» **What is being asked**
From the listing below, pull out all lines with "JSON" in them.

» **Information supplied**
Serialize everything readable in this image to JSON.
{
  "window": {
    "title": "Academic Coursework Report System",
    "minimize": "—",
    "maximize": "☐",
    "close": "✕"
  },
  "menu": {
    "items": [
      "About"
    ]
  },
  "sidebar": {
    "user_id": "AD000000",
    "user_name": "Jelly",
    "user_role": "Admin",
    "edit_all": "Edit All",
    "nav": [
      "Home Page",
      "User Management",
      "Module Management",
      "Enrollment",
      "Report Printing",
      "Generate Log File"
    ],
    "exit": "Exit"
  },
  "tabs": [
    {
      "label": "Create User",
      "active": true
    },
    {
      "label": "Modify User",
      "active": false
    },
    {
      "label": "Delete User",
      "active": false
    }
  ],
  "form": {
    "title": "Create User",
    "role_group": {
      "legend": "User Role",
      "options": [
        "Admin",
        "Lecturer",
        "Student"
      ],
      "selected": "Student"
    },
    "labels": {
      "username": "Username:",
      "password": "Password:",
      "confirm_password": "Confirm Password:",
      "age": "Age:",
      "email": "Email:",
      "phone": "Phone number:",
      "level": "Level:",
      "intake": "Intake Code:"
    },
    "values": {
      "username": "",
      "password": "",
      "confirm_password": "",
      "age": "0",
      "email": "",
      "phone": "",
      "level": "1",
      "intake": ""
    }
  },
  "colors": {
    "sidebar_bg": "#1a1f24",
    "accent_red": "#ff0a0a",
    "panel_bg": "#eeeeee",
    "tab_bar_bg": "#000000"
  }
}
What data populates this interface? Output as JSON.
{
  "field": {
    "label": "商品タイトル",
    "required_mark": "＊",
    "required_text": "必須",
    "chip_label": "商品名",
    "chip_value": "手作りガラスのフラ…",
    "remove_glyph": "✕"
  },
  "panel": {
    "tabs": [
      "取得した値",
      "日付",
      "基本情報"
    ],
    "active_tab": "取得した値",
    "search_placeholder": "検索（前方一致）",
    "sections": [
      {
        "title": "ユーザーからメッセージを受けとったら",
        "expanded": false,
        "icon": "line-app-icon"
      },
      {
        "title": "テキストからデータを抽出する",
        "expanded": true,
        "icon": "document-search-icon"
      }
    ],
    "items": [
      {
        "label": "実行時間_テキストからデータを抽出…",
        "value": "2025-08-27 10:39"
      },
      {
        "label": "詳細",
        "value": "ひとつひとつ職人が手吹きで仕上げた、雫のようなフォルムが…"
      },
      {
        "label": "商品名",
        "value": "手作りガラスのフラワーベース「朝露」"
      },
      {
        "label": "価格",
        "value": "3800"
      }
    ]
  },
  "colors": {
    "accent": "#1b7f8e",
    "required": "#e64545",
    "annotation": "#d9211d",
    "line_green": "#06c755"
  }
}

» **The reply**
Serialize everything readable in this image to JSON.
What data populates this interface? Output as JSON.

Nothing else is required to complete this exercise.